>> start
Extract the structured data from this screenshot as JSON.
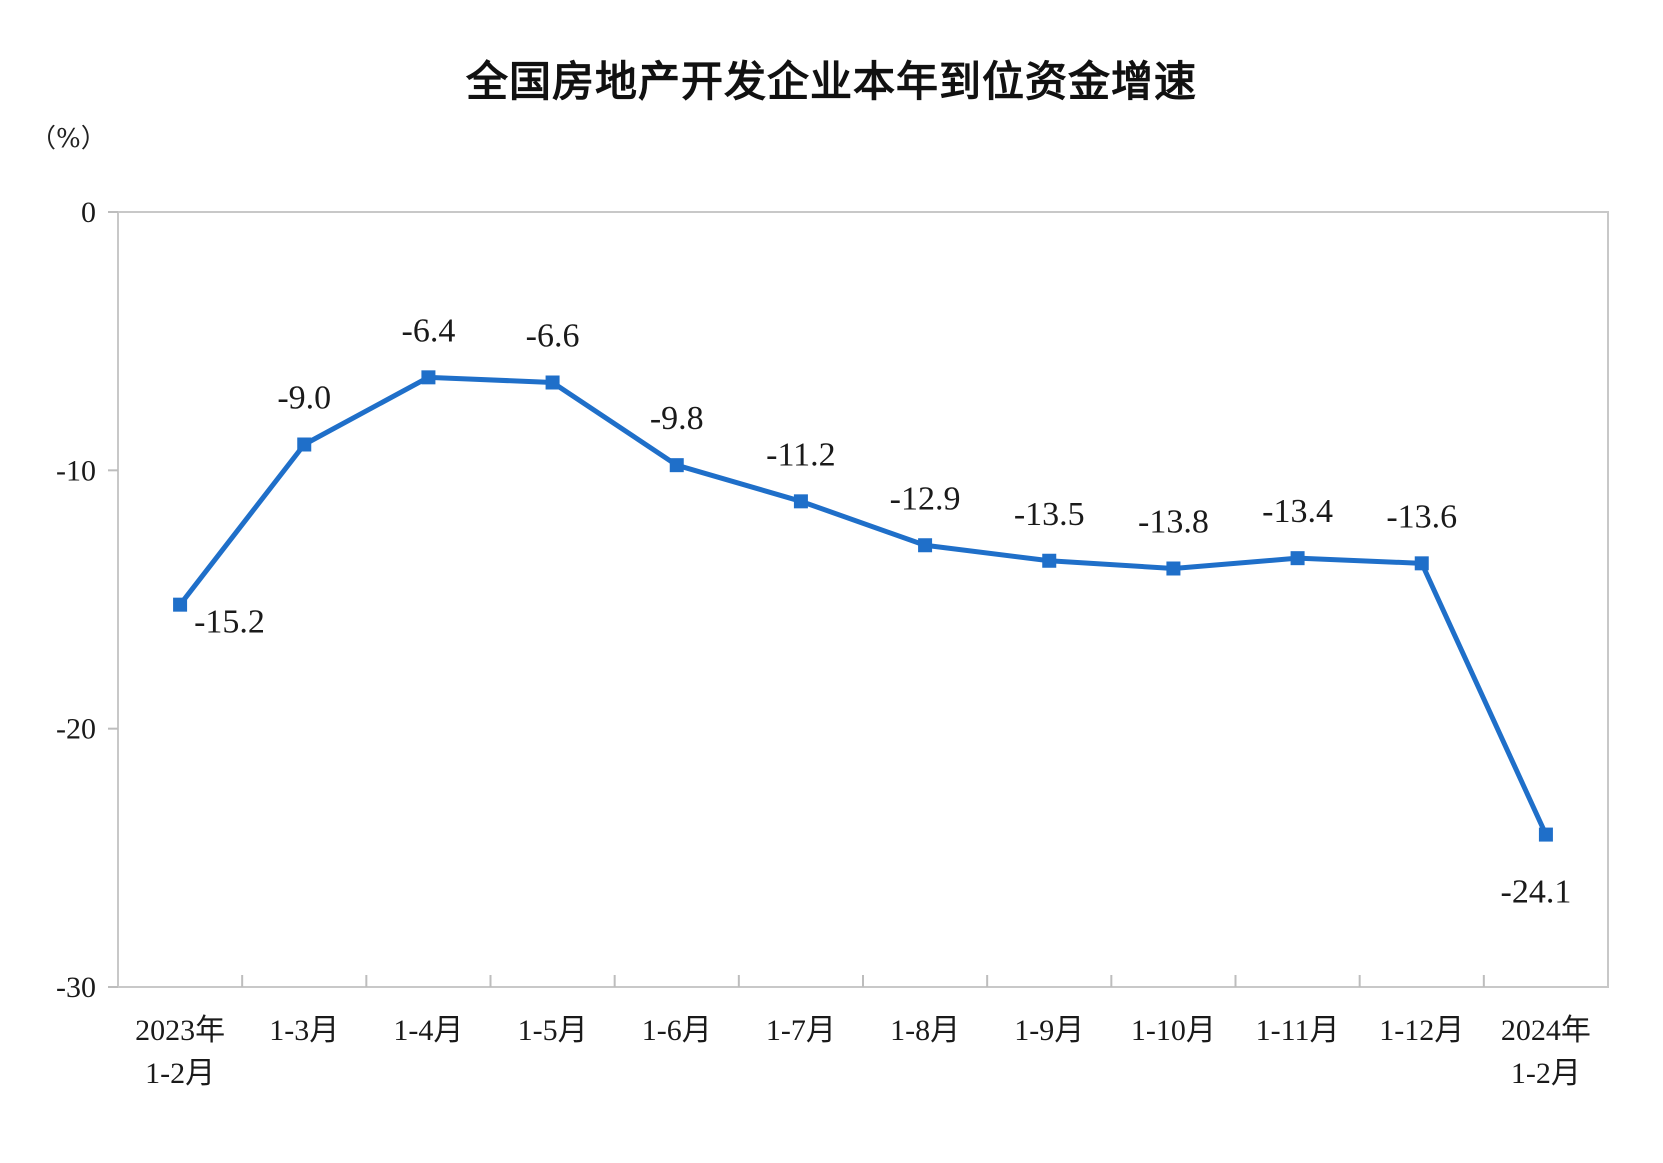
{
  "chart_data": {
    "type": "line",
    "title": "全国房地产开发企业本年到位资金增速",
    "unit": "（%）",
    "categories": [
      [
        "2023年",
        "1-2月"
      ],
      [
        "1-3月"
      ],
      [
        "1-4月"
      ],
      [
        "1-5月"
      ],
      [
        "1-6月"
      ],
      [
        "1-7月"
      ],
      [
        "1-8月"
      ],
      [
        "1-9月"
      ],
      [
        "1-10月"
      ],
      [
        "1-11月"
      ],
      [
        "1-12月"
      ],
      [
        "2024年",
        "1-2月"
      ]
    ],
    "values": [
      -15.2,
      -9.0,
      -6.4,
      -6.6,
      -9.8,
      -11.2,
      -12.9,
      -13.5,
      -13.8,
      -13.4,
      -13.6,
      -24.1
    ],
    "value_labels": [
      "-15.2",
      "-9.0",
      "-6.4",
      "-6.6",
      "-9.8",
      "-11.2",
      "-12.9",
      "-13.5",
      "-13.8",
      "-13.4",
      "-13.6",
      "-24.1"
    ],
    "yticks": [
      0,
      -10,
      -20,
      -30
    ],
    "ytick_labels": [
      "0",
      "-10",
      "-20",
      "-30"
    ],
    "ylim": [
      -30,
      0
    ],
    "grid": false,
    "line_color": "#1f6fc9"
  }
}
>> end
Job
From the material above, copy everything exactly but the pictures.

Task answer
Extract the structured data from this screenshot as JSON.
{
  "chart_data": {
    "type": "line",
    "title": "全国房地产开发企业本年到位资金增速",
    "unit": "（%）",
    "categories": [
      [
        "2023年",
        "1-2月"
      ],
      [
        "1-3月"
      ],
      [
        "1-4月"
      ],
      [
        "1-5月"
      ],
      [
        "1-6月"
      ],
      [
        "1-7月"
      ],
      [
        "1-8月"
      ],
      [
        "1-9月"
      ],
      [
        "1-10月"
      ],
      [
        "1-11月"
      ],
      [
        "1-12月"
      ],
      [
        "2024年",
        "1-2月"
      ]
    ],
    "values": [
      -15.2,
      -9.0,
      -6.4,
      -6.6,
      -9.8,
      -11.2,
      -12.9,
      -13.5,
      -13.8,
      -13.4,
      -13.6,
      -24.1
    ],
    "value_labels": [
      "-15.2",
      "-9.0",
      "-6.4",
      "-6.6",
      "-9.8",
      "-11.2",
      "-12.9",
      "-13.5",
      "-13.8",
      "-13.4",
      "-13.6",
      "-24.1"
    ],
    "yticks": [
      0,
      -10,
      -20,
      -30
    ],
    "ytick_labels": [
      "0",
      "-10",
      "-20",
      "-30"
    ],
    "ylim": [
      -30,
      0
    ],
    "grid": false,
    "line_color": "#1f6fc9"
  }
}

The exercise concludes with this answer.